Entries taken from a collection
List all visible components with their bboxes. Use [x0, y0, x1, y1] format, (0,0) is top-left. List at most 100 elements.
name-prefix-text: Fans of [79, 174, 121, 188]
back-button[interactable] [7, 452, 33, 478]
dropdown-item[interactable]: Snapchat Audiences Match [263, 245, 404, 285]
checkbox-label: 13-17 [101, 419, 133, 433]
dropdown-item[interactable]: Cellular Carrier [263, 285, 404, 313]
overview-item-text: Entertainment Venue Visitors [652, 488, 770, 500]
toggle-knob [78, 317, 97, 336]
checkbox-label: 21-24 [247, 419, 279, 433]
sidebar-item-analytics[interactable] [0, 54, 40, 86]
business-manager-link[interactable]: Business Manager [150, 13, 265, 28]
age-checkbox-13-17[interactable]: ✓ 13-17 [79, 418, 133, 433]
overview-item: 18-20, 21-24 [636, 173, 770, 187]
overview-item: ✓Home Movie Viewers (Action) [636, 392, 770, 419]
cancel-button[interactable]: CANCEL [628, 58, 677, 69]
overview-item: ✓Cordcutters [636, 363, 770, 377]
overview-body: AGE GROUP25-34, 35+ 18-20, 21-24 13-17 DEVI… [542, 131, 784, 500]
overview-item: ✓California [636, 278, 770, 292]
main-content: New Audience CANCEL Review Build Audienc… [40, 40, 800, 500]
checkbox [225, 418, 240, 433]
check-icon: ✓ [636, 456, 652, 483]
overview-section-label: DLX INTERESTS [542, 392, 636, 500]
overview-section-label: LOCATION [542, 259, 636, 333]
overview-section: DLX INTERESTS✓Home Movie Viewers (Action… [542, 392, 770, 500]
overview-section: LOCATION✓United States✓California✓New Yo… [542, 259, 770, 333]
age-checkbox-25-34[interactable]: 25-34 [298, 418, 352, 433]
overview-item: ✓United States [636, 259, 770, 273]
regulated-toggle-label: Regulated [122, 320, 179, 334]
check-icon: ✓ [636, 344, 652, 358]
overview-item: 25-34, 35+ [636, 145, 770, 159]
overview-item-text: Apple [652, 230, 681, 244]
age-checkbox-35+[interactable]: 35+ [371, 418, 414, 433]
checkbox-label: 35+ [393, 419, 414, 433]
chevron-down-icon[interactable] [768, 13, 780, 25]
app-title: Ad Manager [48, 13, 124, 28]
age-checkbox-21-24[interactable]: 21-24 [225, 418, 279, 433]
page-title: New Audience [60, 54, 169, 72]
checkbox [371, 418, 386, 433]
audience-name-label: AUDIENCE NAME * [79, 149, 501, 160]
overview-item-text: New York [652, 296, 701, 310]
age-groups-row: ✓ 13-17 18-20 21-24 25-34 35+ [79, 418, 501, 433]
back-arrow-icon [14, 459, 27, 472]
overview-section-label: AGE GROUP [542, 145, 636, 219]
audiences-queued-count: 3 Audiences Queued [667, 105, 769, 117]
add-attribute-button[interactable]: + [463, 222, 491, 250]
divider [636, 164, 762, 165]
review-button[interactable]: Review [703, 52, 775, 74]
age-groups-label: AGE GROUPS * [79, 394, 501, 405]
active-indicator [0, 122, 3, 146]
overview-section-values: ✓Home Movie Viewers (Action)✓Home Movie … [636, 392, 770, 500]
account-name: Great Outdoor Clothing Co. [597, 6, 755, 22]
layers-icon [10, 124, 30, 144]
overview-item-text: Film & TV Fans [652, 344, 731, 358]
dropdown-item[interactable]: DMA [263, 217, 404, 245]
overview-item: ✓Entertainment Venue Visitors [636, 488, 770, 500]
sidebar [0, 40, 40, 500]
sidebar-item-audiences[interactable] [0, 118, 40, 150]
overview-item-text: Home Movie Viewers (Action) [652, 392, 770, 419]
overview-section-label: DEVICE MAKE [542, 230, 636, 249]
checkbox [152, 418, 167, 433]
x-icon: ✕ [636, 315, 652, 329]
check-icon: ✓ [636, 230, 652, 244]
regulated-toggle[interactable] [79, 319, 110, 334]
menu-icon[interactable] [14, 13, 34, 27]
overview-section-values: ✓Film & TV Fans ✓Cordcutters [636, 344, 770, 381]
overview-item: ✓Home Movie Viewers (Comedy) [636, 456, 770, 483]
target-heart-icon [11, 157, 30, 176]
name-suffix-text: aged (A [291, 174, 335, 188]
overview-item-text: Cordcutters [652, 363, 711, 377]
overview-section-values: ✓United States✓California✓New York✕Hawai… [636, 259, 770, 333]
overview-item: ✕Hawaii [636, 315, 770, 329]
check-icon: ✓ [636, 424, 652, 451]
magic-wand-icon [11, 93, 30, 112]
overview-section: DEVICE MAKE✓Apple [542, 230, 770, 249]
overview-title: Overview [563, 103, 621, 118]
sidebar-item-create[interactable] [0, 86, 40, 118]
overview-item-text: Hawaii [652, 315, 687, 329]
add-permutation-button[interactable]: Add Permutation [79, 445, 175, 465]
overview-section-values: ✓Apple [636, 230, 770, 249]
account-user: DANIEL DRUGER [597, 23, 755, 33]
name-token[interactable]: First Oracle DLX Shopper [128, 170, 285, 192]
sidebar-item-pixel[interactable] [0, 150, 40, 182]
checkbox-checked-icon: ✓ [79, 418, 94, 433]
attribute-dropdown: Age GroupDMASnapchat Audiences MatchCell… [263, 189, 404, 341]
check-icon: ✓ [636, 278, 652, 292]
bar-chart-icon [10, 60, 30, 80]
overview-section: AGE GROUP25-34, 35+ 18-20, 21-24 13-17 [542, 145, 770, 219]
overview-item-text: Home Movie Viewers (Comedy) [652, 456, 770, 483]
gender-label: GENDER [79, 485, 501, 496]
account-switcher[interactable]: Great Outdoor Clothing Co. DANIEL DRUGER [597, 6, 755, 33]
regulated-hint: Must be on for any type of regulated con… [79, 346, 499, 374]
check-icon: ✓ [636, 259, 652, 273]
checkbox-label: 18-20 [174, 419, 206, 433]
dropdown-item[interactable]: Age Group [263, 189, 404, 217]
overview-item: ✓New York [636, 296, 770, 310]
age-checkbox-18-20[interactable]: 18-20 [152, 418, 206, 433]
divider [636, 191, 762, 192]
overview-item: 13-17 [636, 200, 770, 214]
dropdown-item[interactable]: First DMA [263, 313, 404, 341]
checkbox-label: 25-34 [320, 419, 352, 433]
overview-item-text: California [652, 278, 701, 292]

- [Exercise instructions]: Edit the records from their first line through the line containing "toggle-knob [78, 317, 97, 336]" by changing "Cellular Carrier" to "Mobile Carrier", and return only those lines with nothing else altered.

- [Result of this exercise]:
List all visible components with their bboxes. Use [x0, y0, x1, y1] format, (0,0) is top-left. List at most 100 elements.
name-prefix-text: Fans of [79, 174, 121, 188]
back-button[interactable] [7, 452, 33, 478]
dropdown-item[interactable]: Snapchat Audiences Match [263, 245, 404, 285]
checkbox-label: 13-17 [101, 419, 133, 433]
dropdown-item[interactable]: Mobile Carrier [263, 285, 404, 313]
overview-item-text: Entertainment Venue Visitors [652, 488, 770, 500]
toggle-knob [78, 317, 97, 336]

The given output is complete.